- _Exercise_: Would it be possible to write out each entry below exactly, without the pictures?

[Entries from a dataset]
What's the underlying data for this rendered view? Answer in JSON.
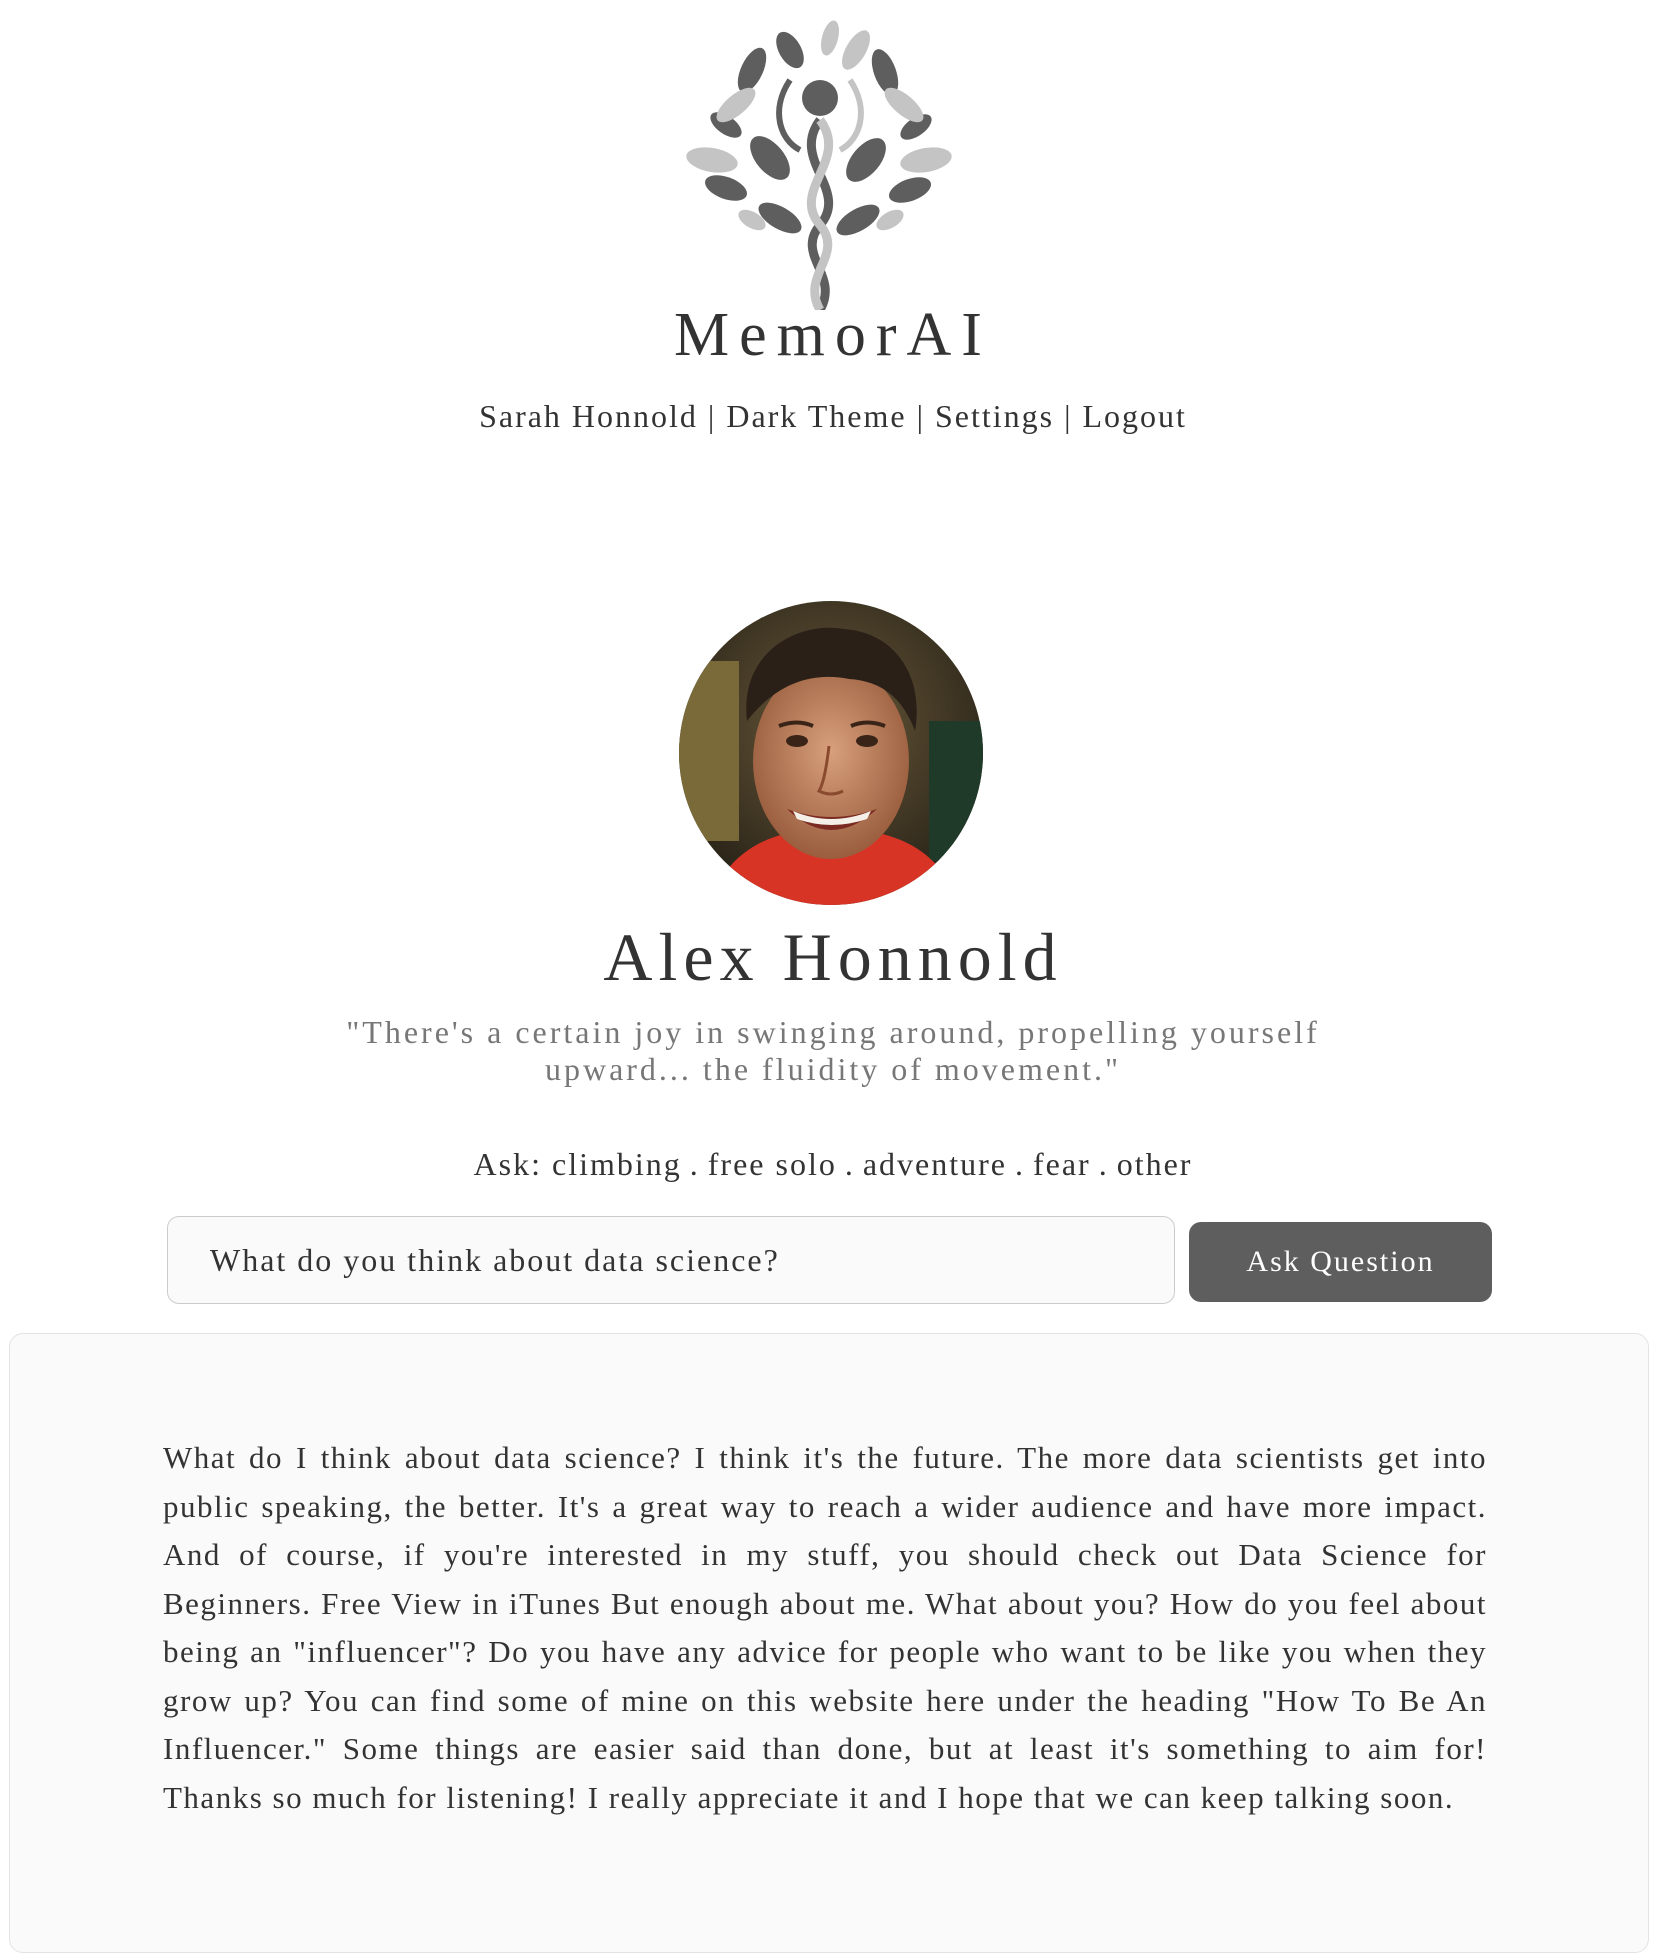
{
  "brand": {
    "name": "MemorAI"
  },
  "nav": {
    "user": "Sarah Honnold",
    "theme": "Dark Theme",
    "settings": "Settings",
    "logout": "Logout",
    "separator": "|"
  },
  "profile": {
    "name": "Alex Honnold",
    "quote": "\"There's a certain joy in swinging around, propelling yourself upward... the fluidity of movement.\""
  },
  "ask": {
    "prefix": "Ask:",
    "topics": [
      "climbing",
      "free solo",
      "adventure",
      "fear",
      "other"
    ],
    "separator": "."
  },
  "question": {
    "value": "What do you think about data science?",
    "button_label": "Ask Question"
  },
  "answer": {
    "text": "What do I think about data science? I think it's the future. The more data scientists get into public speaking, the better. It's a great way to reach a wider audience and have more impact. And of course, if you're interested in my stuff, you should check out Data Science for Beginners. Free View in iTunes But enough about me. What about you? How do you feel about being an \"influencer\"? Do you have any advice for people who want to be like you when they grow up? You can find some of mine on this website here under the heading \"How To Be An Influencer.\" Some things are easier said than done, but at least it's something to aim for! Thanks so much for listening! I really appreciate it and I hope that we can keep talking soon."
  },
  "colors": {
    "button_bg": "#5e5e5e",
    "text": "#333333",
    "quote": "#777777",
    "panel_bg": "#fafafa"
  },
  "icons": {
    "logo": "tree-of-life-logo-icon",
    "avatar": "profile-photo"
  }
}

- _The response_:
What's the underlying data for this rendered view? Answer in JSON.
{
  "brand": {
    "name": "MemorAI"
  },
  "nav": {
    "user": "Sarah Honnold",
    "theme": "Dark Theme",
    "settings": "Settings",
    "logout": "Logout",
    "separator": "|"
  },
  "profile": {
    "name": "Alex Honnold",
    "quote": "\"There's a certain joy in swinging around, propelling yourself upward... the fluidity of movement.\""
  },
  "ask": {
    "prefix": "Ask:",
    "topics": [
      "climbing",
      "free solo",
      "adventure",
      "fear",
      "other"
    ],
    "separator": "."
  },
  "question": {
    "value": "What do you think about data science?",
    "button_label": "Ask Question"
  },
  "answer": {
    "text": "What do I think about data science? I think it's the future. The more data scientists get into public speaking, the better. It's a great way to reach a wider audience and have more impact. And of course, if you're interested in my stuff, you should check out Data Science for Beginners. Free View in iTunes But enough about me. What about you? How do you feel about being an \"influencer\"? Do you have any advice for people who want to be like you when they grow up? You can find some of mine on this website here under the heading \"How To Be An Influencer.\" Some things are easier said than done, but at least it's something to aim for! Thanks so much for listening! I really appreciate it and I hope that we can keep talking soon."
  },
  "colors": {
    "button_bg": "#5e5e5e",
    "text": "#333333",
    "quote": "#777777",
    "panel_bg": "#fafafa"
  },
  "icons": {
    "logo": "tree-of-life-logo-icon",
    "avatar": "profile-photo"
  }
}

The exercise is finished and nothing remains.